[Extracted data entries]

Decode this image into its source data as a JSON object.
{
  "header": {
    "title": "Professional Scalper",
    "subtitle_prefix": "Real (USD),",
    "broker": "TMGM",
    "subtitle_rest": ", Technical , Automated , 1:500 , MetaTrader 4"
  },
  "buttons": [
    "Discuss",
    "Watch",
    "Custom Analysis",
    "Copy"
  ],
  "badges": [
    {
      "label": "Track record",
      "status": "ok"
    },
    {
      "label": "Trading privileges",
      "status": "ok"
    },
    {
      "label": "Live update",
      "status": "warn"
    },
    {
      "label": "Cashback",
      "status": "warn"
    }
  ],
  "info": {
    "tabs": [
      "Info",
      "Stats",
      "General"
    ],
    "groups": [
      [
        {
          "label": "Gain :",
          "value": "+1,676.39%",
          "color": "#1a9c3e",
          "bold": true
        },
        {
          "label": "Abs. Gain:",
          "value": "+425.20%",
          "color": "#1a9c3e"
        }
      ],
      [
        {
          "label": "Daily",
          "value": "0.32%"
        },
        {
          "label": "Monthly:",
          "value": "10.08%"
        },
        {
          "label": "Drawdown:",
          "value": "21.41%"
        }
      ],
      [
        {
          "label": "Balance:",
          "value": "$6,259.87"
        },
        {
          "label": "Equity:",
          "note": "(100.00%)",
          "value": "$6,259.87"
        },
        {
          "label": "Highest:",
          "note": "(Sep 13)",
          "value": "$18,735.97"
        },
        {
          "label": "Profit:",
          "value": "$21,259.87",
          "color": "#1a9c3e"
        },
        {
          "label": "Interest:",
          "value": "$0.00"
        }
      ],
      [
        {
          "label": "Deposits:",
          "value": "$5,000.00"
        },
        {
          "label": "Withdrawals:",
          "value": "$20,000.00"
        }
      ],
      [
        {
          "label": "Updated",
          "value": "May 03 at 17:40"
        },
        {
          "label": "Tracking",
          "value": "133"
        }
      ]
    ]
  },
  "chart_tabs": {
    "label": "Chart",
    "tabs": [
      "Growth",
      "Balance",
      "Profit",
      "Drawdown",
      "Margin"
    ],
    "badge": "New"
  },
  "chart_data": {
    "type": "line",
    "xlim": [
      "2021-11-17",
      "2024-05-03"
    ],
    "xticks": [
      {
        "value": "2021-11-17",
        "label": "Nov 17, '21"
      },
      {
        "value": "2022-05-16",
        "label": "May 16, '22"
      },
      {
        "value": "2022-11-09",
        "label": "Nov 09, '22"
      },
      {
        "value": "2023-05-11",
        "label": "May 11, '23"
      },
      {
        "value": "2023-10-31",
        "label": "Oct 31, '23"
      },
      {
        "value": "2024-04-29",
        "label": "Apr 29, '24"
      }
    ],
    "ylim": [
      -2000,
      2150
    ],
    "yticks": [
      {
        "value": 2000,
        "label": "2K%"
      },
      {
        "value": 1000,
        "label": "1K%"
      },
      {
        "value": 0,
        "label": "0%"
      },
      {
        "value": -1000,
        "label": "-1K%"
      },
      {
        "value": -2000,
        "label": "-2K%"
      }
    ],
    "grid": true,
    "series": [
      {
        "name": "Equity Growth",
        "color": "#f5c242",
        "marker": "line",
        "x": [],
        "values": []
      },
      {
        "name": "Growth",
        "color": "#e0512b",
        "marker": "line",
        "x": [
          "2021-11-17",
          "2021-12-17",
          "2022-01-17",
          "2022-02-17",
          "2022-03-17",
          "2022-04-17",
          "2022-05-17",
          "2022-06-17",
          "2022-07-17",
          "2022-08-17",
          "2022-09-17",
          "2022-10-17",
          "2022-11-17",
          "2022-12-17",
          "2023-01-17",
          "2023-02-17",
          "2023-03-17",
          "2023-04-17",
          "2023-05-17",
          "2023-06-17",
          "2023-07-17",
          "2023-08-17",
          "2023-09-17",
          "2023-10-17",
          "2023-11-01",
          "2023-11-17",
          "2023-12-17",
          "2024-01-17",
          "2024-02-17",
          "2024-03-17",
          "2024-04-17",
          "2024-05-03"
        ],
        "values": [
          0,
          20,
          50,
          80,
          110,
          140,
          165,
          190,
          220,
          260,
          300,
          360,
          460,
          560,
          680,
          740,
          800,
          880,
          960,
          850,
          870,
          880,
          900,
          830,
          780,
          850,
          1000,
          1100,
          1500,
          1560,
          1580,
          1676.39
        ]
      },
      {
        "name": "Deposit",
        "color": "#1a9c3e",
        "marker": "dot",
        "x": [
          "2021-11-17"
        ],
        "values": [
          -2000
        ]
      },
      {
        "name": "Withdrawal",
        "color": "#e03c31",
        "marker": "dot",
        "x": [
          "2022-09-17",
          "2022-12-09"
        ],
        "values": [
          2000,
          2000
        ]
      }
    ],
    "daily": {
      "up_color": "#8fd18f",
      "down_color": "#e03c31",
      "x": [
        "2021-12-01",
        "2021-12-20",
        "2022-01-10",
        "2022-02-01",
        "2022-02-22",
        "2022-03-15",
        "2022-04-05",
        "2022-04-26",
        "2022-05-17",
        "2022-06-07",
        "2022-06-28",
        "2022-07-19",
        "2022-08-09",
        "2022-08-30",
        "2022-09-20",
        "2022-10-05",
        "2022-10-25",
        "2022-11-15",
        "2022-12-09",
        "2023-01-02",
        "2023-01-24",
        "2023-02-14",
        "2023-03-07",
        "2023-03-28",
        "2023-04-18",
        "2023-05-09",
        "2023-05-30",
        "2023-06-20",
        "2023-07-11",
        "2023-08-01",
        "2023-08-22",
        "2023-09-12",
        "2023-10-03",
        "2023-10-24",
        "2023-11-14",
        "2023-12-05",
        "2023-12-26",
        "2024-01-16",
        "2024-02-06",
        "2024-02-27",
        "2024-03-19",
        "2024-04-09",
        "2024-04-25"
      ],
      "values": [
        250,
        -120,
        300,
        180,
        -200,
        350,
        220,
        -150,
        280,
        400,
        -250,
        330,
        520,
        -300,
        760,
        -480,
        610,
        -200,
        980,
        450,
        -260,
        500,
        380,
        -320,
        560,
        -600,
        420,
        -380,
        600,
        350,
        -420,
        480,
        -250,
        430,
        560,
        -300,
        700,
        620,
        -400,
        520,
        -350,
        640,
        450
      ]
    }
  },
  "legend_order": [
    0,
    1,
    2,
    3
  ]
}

• [GIVEN TASK]
Copy each entry exactly, with nothing added or dropped.

• [FULL OUTPUT]
Decode this image into its source data as a JSON object.
{
  "header": {
    "title": "Professional Scalper",
    "subtitle_prefix": "Real (USD),",
    "broker": "TMGM",
    "subtitle_rest": ", Technical , Automated , 1:500 , MetaTrader 4"
  },
  "buttons": [
    "Discuss",
    "Watch",
    "Custom Analysis",
    "Copy"
  ],
  "badges": [
    {
      "label": "Track record",
      "status": "ok"
    },
    {
      "label": "Trading privileges",
      "status": "ok"
    },
    {
      "label": "Live update",
      "status": "warn"
    },
    {
      "label": "Cashback",
      "status": "warn"
    }
  ],
  "info": {
    "tabs": [
      "Info",
      "Stats",
      "General"
    ],
    "groups": [
      [
        {
          "label": "Gain :",
          "value": "+1,676.39%",
          "color": "#1a9c3e",
          "bold": true
        },
        {
          "label": "Abs. Gain:",
          "value": "+425.20%",
          "color": "#1a9c3e"
        }
      ],
      [
        {
          "label": "Daily",
          "value": "0.32%"
        },
        {
          "label": "Monthly:",
          "value": "10.08%"
        },
        {
          "label": "Drawdown:",
          "value": "21.41%"
        }
      ],
      [
        {
          "label": "Balance:",
          "value": "$6,259.87"
        },
        {
          "label": "Equity:",
          "note": "(100.00%)",
          "value": "$6,259.87"
        },
        {
          "label": "Highest:",
          "note": "(Sep 13)",
          "value": "$18,735.97"
        },
        {
          "label": "Profit:",
          "value": "$21,259.87",
          "color": "#1a9c3e"
        },
        {
          "label": "Interest:",
          "value": "$0.00"
        }
      ],
      [
        {
          "label": "Deposits:",
          "value": "$5,000.00"
        },
        {
          "label": "Withdrawals:",
          "value": "$20,000.00"
        }
      ],
      [
        {
          "label": "Updated",
          "value": "May 03 at 17:40"
        },
        {
          "label": "Tracking",
          "value": "133"
        }
      ]
    ]
  },
  "chart_tabs": {
    "label": "Chart",
    "tabs": [
      "Growth",
      "Balance",
      "Profit",
      "Drawdown",
      "Margin"
    ],
    "badge": "New"
  },
  "chart_data": {
    "type": "line",
    "xlim": [
      "2021-11-17",
      "2024-05-03"
    ],
    "xticks": [
      {
        "value": "2021-11-17",
        "label": "Nov 17, '21"
      },
      {
        "value": "2022-05-16",
        "label": "May 16, '22"
      },
      {
        "value": "2022-11-09",
        "label": "Nov 09, '22"
      },
      {
        "value": "2023-05-11",
        "label": "May 11, '23"
      },
      {
        "value": "2023-10-31",
        "label": "Oct 31, '23"
      },
      {
        "value": "2024-04-29",
        "label": "Apr 29, '24"
      }
    ],
    "ylim": [
      -2000,
      2150
    ],
    "yticks": [
      {
        "value": 2000,
        "label": "2K%"
      },
      {
        "value": 1000,
        "label": "1K%"
      },
      {
        "value": 0,
        "label": "0%"
      },
      {
        "value": -1000,
        "label": "-1K%"
      },
      {
        "value": -2000,
        "label": "-2K%"
      }
    ],
    "grid": true,
    "series": [
      {
        "name": "Equity Growth",
        "color": "#f5c242",
        "marker": "line",
        "x": [],
        "values": []
      },
      {
        "name": "Growth",
        "color": "#e0512b",
        "marker": "line",
        "x": [
          "2021-11-17",
          "2021-12-17",
          "2022-01-17",
          "2022-02-17",
          "2022-03-17",
          "2022-04-17",
          "2022-05-17",
          "2022-06-17",
          "2022-07-17",
          "2022-08-17",
          "2022-09-17",
          "2022-10-17",
          "2022-11-17",
          "2022-12-17",
          "2023-01-17",
          "2023-02-17",
          "2023-03-17",
          "2023-04-17",
          "2023-05-17",
          "2023-06-17",
          "2023-07-17",
          "2023-08-17",
          "2023-09-17",
          "2023-10-17",
          "2023-11-01",
          "2023-11-17",
          "2023-12-17",
          "2024-01-17",
          "2024-02-17",
          "2024-03-17",
          "2024-04-17",
          "2024-05-03"
        ],
        "values": [
          0,
          20,
          50,
          80,
          110,
          140,
          165,
          190,
          220,
          260,
          300,
          360,
          460,
          560,
          680,
          740,
          800,
          880,
          960,
          850,
          870,
          880,
          900,
          830,
          780,
          850,
          1000,
          1100,
          1500,
          1560,
          1580,
          1676.39
        ]
      },
      {
        "name": "Deposit",
        "color": "#1a9c3e",
        "marker": "dot",
        "x": [
          "2021-11-17"
        ],
        "values": [
          -2000
        ]
      },
      {
        "name": "Withdrawal",
        "color": "#e03c31",
        "marker": "dot",
        "x": [
          "2022-09-17",
          "2022-12-09"
        ],
        "values": [
          2000,
          2000
        ]
      }
    ],
    "daily": {
      "up_color": "#8fd18f",
      "down_color": "#e03c31",
      "x": [
        "2021-12-01",
        "2021-12-20",
        "2022-01-10",
        "2022-02-01",
        "2022-02-22",
        "2022-03-15",
        "2022-04-05",
        "2022-04-26",
        "2022-05-17",
        "2022-06-07",
        "2022-06-28",
        "2022-07-19",
        "2022-08-09",
        "2022-08-30",
        "2022-09-20",
        "2022-10-05",
        "2022-10-25",
        "2022-11-15",
        "2022-12-09",
        "2023-01-02",
        "2023-01-24",
        "2023-02-14",
        "2023-03-07",
        "2023-03-28",
        "2023-04-18",
        "2023-05-09",
        "2023-05-30",
        "2023-06-20",
        "2023-07-11",
        "2023-08-01",
        "2023-08-22",
        "2023-09-12",
        "2023-10-03",
        "2023-10-24",
        "2023-11-14",
        "2023-12-05",
        "2023-12-26",
        "2024-01-16",
        "2024-02-06",
        "2024-02-27",
        "2024-03-19",
        "2024-04-09",
        "2024-04-25"
      ],
      "values": [
        250,
        -120,
        300,
        180,
        -200,
        350,
        220,
        -150,
        280,
        400,
        -250,
        330,
        520,
        -300,
        760,
        -480,
        610,
        -200,
        980,
        450,
        -260,
        500,
        380,
        -320,
        560,
        -600,
        420,
        -380,
        600,
        350,
        -420,
        480,
        -250,
        430,
        560,
        -300,
        700,
        620,
        -400,
        520,
        -350,
        640,
        450
      ]
    }
  },
  "legend_order": [
    0,
    1,
    2,
    3
  ]
}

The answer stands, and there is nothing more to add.